**Records from a data collection:**
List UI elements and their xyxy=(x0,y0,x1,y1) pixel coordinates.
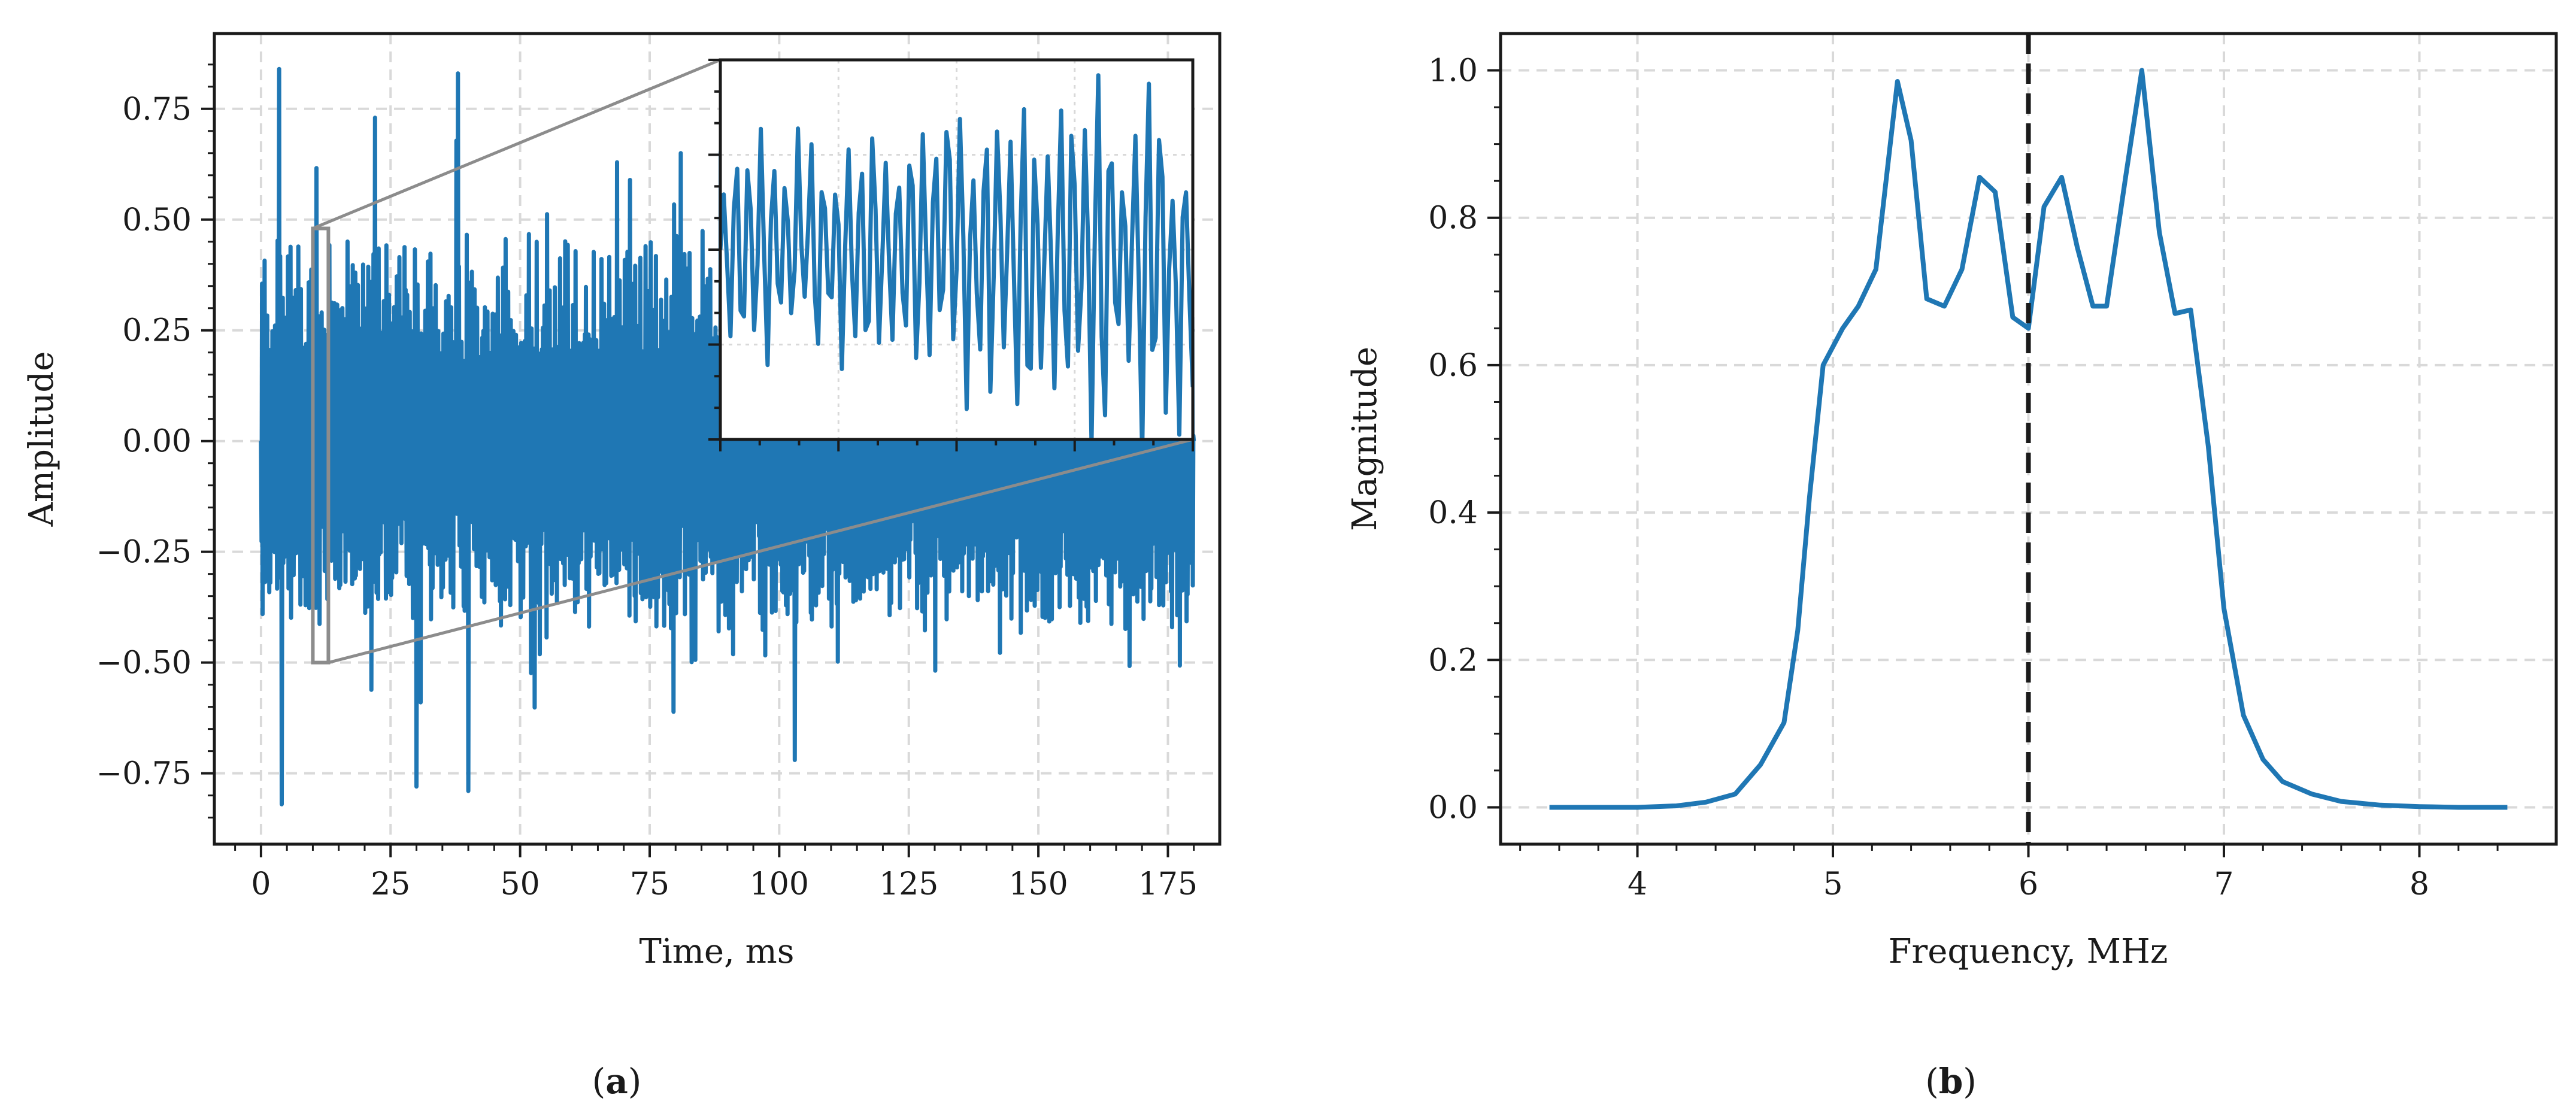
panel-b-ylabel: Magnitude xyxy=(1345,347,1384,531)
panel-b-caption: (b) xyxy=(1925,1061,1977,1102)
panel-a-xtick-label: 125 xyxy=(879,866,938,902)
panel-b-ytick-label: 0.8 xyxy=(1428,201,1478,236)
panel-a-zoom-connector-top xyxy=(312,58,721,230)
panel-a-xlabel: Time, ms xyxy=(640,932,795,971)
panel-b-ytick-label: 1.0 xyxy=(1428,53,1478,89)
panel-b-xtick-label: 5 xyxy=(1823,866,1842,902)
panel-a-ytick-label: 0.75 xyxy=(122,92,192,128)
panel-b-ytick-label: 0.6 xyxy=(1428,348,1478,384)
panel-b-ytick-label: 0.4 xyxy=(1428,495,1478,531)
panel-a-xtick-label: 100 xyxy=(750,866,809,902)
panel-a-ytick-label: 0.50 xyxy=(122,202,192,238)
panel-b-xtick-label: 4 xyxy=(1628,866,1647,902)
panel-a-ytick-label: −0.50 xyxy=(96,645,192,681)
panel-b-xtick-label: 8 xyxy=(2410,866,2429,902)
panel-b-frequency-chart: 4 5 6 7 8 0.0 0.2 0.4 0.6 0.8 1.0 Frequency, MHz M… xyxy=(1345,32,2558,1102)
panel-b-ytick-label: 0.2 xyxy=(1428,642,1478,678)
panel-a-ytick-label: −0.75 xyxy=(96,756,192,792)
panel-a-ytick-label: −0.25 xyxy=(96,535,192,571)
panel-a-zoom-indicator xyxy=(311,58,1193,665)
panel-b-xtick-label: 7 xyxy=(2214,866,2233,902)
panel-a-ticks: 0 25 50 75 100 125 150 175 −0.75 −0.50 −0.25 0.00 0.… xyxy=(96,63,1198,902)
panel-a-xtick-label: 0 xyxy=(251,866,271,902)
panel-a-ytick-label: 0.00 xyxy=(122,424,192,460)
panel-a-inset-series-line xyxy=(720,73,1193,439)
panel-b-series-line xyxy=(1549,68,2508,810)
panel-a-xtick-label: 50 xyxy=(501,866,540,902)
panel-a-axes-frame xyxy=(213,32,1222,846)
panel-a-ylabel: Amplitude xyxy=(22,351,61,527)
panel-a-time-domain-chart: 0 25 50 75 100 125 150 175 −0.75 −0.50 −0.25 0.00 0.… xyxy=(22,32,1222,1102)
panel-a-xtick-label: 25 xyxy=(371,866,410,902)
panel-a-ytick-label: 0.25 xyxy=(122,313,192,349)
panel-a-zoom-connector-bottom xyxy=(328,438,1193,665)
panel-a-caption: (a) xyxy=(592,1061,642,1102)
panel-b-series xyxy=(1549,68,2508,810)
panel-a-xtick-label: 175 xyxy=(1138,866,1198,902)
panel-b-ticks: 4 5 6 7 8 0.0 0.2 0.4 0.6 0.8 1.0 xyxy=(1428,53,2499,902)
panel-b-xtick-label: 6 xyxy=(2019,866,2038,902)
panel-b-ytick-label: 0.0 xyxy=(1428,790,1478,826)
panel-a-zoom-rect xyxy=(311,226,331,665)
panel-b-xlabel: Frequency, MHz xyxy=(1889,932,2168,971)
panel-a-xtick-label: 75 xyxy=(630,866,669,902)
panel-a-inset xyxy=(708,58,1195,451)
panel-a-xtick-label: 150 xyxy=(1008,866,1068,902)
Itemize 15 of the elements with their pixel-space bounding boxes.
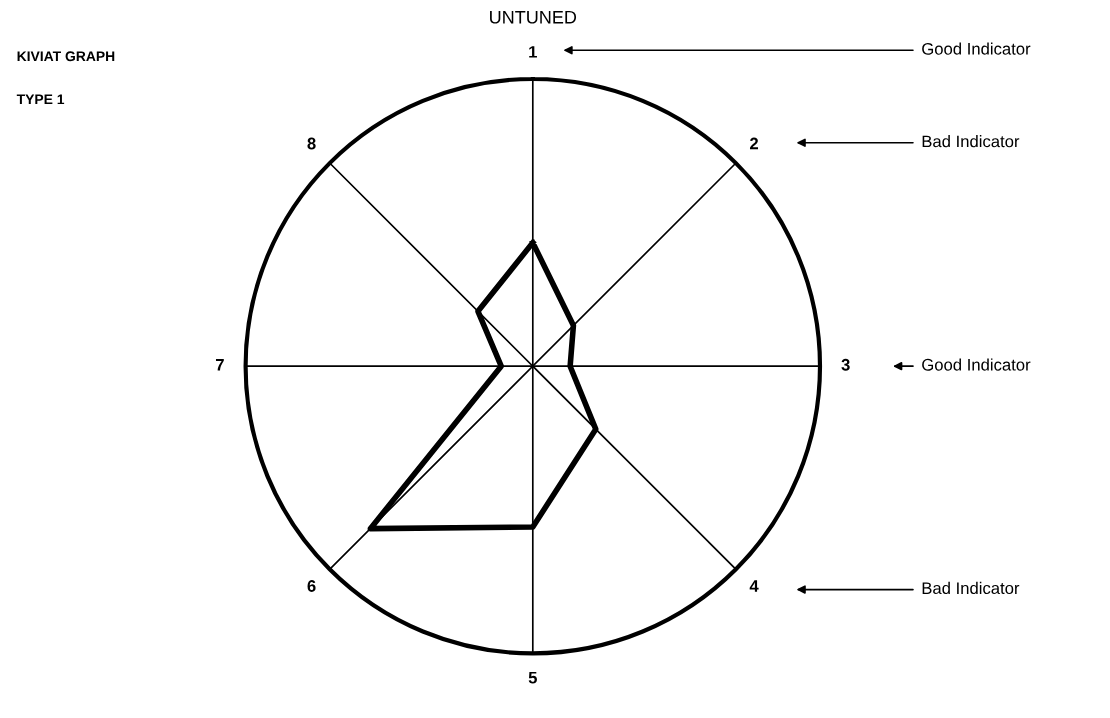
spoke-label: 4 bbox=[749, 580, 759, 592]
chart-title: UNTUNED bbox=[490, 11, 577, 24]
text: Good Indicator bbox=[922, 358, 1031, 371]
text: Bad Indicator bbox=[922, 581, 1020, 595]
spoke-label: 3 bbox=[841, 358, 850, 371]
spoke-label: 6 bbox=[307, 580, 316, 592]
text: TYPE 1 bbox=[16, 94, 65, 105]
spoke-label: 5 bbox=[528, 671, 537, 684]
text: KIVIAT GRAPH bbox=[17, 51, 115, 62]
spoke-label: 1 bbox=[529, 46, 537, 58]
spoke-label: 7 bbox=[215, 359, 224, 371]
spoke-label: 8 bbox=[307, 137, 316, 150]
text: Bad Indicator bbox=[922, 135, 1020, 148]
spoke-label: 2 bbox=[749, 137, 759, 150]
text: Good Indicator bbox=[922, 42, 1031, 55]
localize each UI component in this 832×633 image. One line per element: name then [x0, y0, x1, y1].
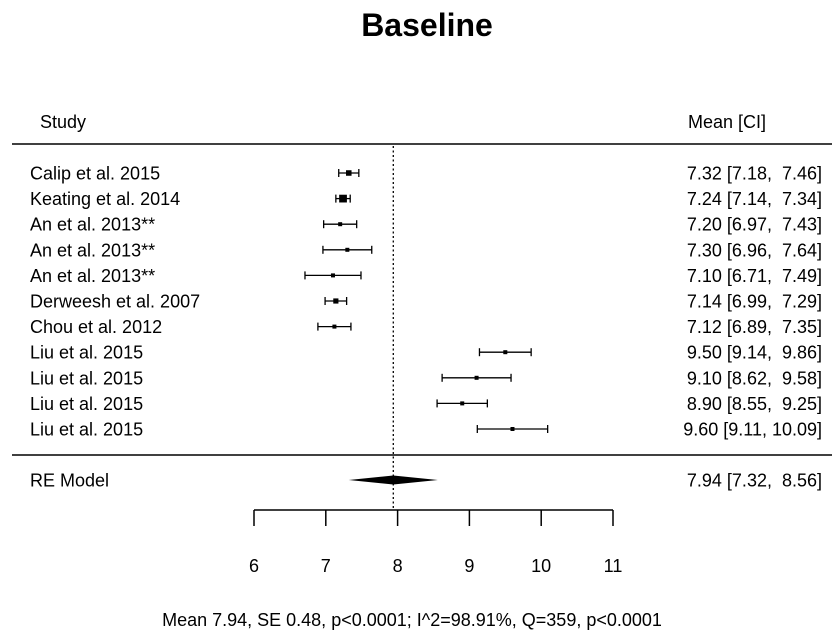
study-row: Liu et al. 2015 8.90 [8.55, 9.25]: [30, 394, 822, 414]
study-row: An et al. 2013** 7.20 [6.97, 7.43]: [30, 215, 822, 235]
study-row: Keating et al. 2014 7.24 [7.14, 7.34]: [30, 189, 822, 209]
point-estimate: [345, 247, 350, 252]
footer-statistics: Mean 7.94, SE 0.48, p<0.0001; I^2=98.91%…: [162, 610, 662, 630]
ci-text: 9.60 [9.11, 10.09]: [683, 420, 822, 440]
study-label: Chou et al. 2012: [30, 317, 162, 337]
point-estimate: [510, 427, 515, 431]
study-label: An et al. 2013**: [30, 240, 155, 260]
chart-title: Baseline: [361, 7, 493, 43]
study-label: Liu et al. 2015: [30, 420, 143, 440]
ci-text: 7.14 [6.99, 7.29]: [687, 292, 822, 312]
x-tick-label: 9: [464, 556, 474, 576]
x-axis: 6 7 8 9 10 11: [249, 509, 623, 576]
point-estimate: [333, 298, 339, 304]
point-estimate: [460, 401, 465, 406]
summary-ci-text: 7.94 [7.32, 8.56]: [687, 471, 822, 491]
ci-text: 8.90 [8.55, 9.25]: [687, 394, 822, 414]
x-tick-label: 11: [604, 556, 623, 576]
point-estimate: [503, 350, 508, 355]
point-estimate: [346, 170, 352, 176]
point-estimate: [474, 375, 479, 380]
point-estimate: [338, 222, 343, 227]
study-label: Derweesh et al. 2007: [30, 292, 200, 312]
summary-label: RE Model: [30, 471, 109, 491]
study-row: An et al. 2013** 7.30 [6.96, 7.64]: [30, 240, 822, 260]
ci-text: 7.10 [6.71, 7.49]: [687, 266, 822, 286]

**AIM OF THE TASK:** Please transcribe every line of the records above word for word, leaving out the pictures.

**RESPONSE:**
List UI elements and their xyxy=(x0,y0,x1,y1) pixel coordinates.
panel-b-ylabel: Magnitude xyxy=(1345,347,1384,531)
panel-b-caption: (b) xyxy=(1925,1061,1977,1102)
panel-a-xtick-label: 125 xyxy=(879,866,938,902)
panel-b-ytick-label: 0.8 xyxy=(1428,201,1478,236)
panel-a-zoom-connector-top xyxy=(312,58,721,230)
panel-a-xlabel: Time, ms xyxy=(640,932,795,971)
panel-b-ytick-label: 1.0 xyxy=(1428,53,1478,89)
panel-b-xtick-label: 5 xyxy=(1823,866,1842,902)
panel-a-ytick-label: 0.75 xyxy=(122,92,192,128)
panel-b-ytick-label: 0.6 xyxy=(1428,348,1478,384)
panel-b-ytick-label: 0.4 xyxy=(1428,495,1478,531)
panel-a-xtick-label: 100 xyxy=(750,866,809,902)
panel-a-ytick-label: 0.50 xyxy=(122,202,192,238)
panel-b-xtick-label: 4 xyxy=(1628,866,1647,902)
panel-a-ytick-label: −0.50 xyxy=(96,645,192,681)
panel-b-xtick-label: 8 xyxy=(2410,866,2429,902)
panel-b-frequency-chart: 4 5 6 7 8 0.0 0.2 0.4 0.6 0.8 1.0 Frequency, MHz M… xyxy=(1345,32,2558,1102)
panel-b-ytick-label: 0.2 xyxy=(1428,642,1478,678)
panel-a-ytick-label: −0.75 xyxy=(96,756,192,792)
panel-a-ytick-label: −0.25 xyxy=(96,535,192,571)
panel-a-zoom-indicator xyxy=(311,58,1193,665)
panel-b-xtick-label: 7 xyxy=(2214,866,2233,902)
panel-a-ticks: 0 25 50 75 100 125 150 175 −0.75 −0.50 −0.25 0.00 0.… xyxy=(96,63,1198,902)
panel-a-xtick-label: 0 xyxy=(251,866,271,902)
panel-a-ytick-label: 0.00 xyxy=(122,424,192,460)
panel-a-inset-series-line xyxy=(720,73,1193,439)
panel-b-series-line xyxy=(1549,68,2508,810)
panel-a-xtick-label: 50 xyxy=(501,866,540,902)
panel-a-axes-frame xyxy=(213,32,1222,846)
panel-a-ylabel: Amplitude xyxy=(22,351,61,527)
panel-a-time-domain-chart: 0 25 50 75 100 125 150 175 −0.75 −0.50 −0.25 0.00 0.… xyxy=(22,32,1222,1102)
panel-a-xtick-label: 25 xyxy=(371,866,410,902)
panel-a-ytick-label: 0.25 xyxy=(122,313,192,349)
panel-a-zoom-connector-bottom xyxy=(328,438,1193,665)
panel-a-caption: (a) xyxy=(592,1061,642,1102)
panel-b-series xyxy=(1549,68,2508,810)
panel-a-xtick-label: 175 xyxy=(1138,866,1198,902)
panel-b-ticks: 4 5 6 7 8 0.0 0.2 0.4 0.6 0.8 1.0 xyxy=(1428,53,2499,902)
panel-b-xtick-label: 6 xyxy=(2019,866,2038,902)
panel-b-ytick-label: 0.0 xyxy=(1428,790,1478,826)
panel-a-zoom-rect xyxy=(311,226,331,665)
panel-b-xlabel: Frequency, MHz xyxy=(1889,932,2168,971)
panel-a-xtick-label: 75 xyxy=(630,866,669,902)
panel-a-inset xyxy=(708,58,1195,451)
panel-a-xtick-label: 150 xyxy=(1008,866,1068,902)
Itemize 15 of the elements with their pixel-space bounding boxes.
spoke-label: 4 bbox=[749, 580, 759, 592]
chart-title: UNTUNED bbox=[490, 11, 577, 24]
text: Good Indicator bbox=[922, 358, 1031, 371]
text: Bad Indicator bbox=[922, 581, 1020, 595]
spoke-label: 3 bbox=[841, 358, 850, 371]
spoke-label: 6 bbox=[307, 580, 316, 592]
text: TYPE 1 bbox=[16, 94, 65, 105]
spoke-label: 5 bbox=[528, 671, 537, 684]
text: KIVIAT GRAPH bbox=[17, 51, 115, 62]
spoke-label: 1 bbox=[529, 46, 537, 58]
spoke-label: 7 bbox=[215, 359, 224, 371]
spoke-label: 8 bbox=[307, 137, 316, 150]
text: Bad Indicator bbox=[922, 135, 1020, 148]
spoke-label: 2 bbox=[749, 137, 759, 150]
text: Good Indicator bbox=[922, 42, 1031, 55]
localize each UI component in this 832×633 image. One line per element: name then [x0, y0, x1, y1].
study-row: Liu et al. 2015 8.90 [8.55, 9.25]: [30, 394, 822, 414]
study-row: An et al. 2013** 7.20 [6.97, 7.43]: [30, 215, 822, 235]
study-row: Keating et al. 2014 7.24 [7.14, 7.34]: [30, 189, 822, 209]
point-estimate: [345, 247, 350, 252]
footer-statistics: Mean 7.94, SE 0.48, p<0.0001; I^2=98.91%…: [162, 610, 662, 630]
ci-text: 9.60 [9.11, 10.09]: [683, 420, 822, 440]
study-label: Chou et al. 2012: [30, 317, 162, 337]
point-estimate: [510, 427, 515, 431]
study-label: An et al. 2013**: [30, 240, 155, 260]
chart-title: Baseline: [361, 7, 493, 43]
study-label: Liu et al. 2015: [30, 420, 143, 440]
ci-text: 7.14 [6.99, 7.29]: [687, 292, 822, 312]
x-tick-label: 9: [464, 556, 474, 576]
x-axis: 6 7 8 9 10 11: [249, 509, 623, 576]
point-estimate: [333, 298, 339, 304]
point-estimate: [460, 401, 465, 406]
summary-ci-text: 7.94 [7.32, 8.56]: [687, 471, 822, 491]
ci-text: 8.90 [8.55, 9.25]: [687, 394, 822, 414]
x-tick-label: 11: [604, 556, 623, 576]
point-estimate: [503, 350, 508, 355]
point-estimate: [346, 170, 352, 176]
point-estimate: [474, 375, 479, 380]
point-estimate: [338, 222, 343, 227]
study-label: Derweesh et al. 2007: [30, 292, 200, 312]
summary-label: RE Model: [30, 471, 109, 491]
study-row: An et al. 2013** 7.30 [6.96, 7.64]: [30, 240, 822, 260]
ci-text: 7.10 [6.71, 7.49]: [687, 266, 822, 286]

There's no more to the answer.